Output every entry exactly as written.

--------------------

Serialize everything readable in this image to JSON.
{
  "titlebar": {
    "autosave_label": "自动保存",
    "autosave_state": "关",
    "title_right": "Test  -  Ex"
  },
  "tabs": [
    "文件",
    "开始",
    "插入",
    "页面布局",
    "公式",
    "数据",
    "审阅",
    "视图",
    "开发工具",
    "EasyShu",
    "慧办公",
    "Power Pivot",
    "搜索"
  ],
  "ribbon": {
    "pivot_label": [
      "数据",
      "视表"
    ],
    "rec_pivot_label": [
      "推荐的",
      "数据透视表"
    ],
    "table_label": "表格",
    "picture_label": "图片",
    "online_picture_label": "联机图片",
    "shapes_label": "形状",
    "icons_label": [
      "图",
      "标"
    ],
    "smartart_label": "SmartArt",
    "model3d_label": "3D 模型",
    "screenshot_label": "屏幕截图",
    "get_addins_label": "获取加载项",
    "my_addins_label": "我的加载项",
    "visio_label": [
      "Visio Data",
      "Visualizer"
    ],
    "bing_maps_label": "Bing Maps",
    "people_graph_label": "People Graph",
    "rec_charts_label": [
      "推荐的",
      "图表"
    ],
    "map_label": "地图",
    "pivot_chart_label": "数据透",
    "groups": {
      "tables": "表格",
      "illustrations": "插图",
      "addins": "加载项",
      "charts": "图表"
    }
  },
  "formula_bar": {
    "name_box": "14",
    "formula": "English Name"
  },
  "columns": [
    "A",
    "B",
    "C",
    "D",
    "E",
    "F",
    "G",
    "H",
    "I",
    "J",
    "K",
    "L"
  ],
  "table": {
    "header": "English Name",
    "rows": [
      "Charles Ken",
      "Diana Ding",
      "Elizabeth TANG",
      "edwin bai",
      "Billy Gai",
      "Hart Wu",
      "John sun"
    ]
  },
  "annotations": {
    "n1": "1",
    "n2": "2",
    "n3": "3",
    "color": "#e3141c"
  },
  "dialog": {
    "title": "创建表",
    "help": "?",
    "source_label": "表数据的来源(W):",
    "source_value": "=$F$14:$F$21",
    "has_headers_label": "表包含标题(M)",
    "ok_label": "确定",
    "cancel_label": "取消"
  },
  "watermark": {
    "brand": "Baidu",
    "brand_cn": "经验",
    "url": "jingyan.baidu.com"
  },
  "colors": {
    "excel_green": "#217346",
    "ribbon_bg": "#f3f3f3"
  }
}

--------------------

▸ **EXERCISE SOLUTION**:
Serialize everything readable in this image to JSON.
{
  "titlebar": {
    "autosave_label": "自动保存",
    "autosave_state": "关",
    "title_right": "Test  -  Ex"
  },
  "tabs": [
    "文件",
    "开始",
    "插入",
    "页面布局",
    "公式",
    "数据",
    "审阅",
    "视图",
    "开发工具",
    "EasyShu",
    "慧办公",
    "Power Pivot",
    "搜索"
  ],
  "ribbon": {
    "pivot_label": [
      "数据",
      "视表"
    ],
    "rec_pivot_label": [
      "推荐的",
      "数据透视表"
    ],
    "table_label": "表格",
    "picture_label": "图片",
    "online_picture_label": "联机图片",
    "shapes_label": "形状",
    "icons_label": [
      "图",
      "标"
    ],
    "smartart_label": "SmartArt",
    "model3d_label": "3D 模型",
    "screenshot_label": "屏幕截图",
    "get_addins_label": "获取加载项",
    "my_addins_label": "我的加载项",
    "visio_label": [
      "Visio Data",
      "Visualizer"
    ],
    "bing_maps_label": "Bing Maps",
    "people_graph_label": "People Graph",
    "rec_charts_label": [
      "推荐的",
      "图表"
    ],
    "map_label": "地图",
    "pivot_chart_label": "数据透",
    "groups": {
      "tables": "表格",
      "illustrations": "插图",
      "addins": "加载项",
      "charts": "图表"
    }
  },
  "formula_bar": {
    "name_box": "14",
    "formula": "English Name"
  },
  "columns": [
    "A",
    "B",
    "C",
    "D",
    "E",
    "F",
    "G",
    "H",
    "I",
    "J",
    "K",
    "L"
  ],
  "table": {
    "header": "English Name",
    "rows": [
      "Charles Ken",
      "Diana Ding",
      "Elizabeth TANG",
      "edwin bai",
      "Billy Gai",
      "Hart Wu",
      "John sun"
    ]
  },
  "annotations": {
    "n1": "1",
    "n2": "2",
    "n3": "3",
    "color": "#e3141c"
  },
  "dialog": {
    "title": "创建表",
    "help": "?",
    "source_label": "表数据的来源(W):",
    "source_value": "=$F$14:$F$21",
    "has_headers_label": "表包含标题(M)",
    "ok_label": "确定",
    "cancel_label": "取消"
  },
  "watermark": {
    "brand": "Baidu",
    "brand_cn": "经验",
    "url": "jingyan.baidu.com"
  },
  "colors": {
    "excel_green": "#217346",
    "ribbon_bg": "#f3f3f3"
  }
}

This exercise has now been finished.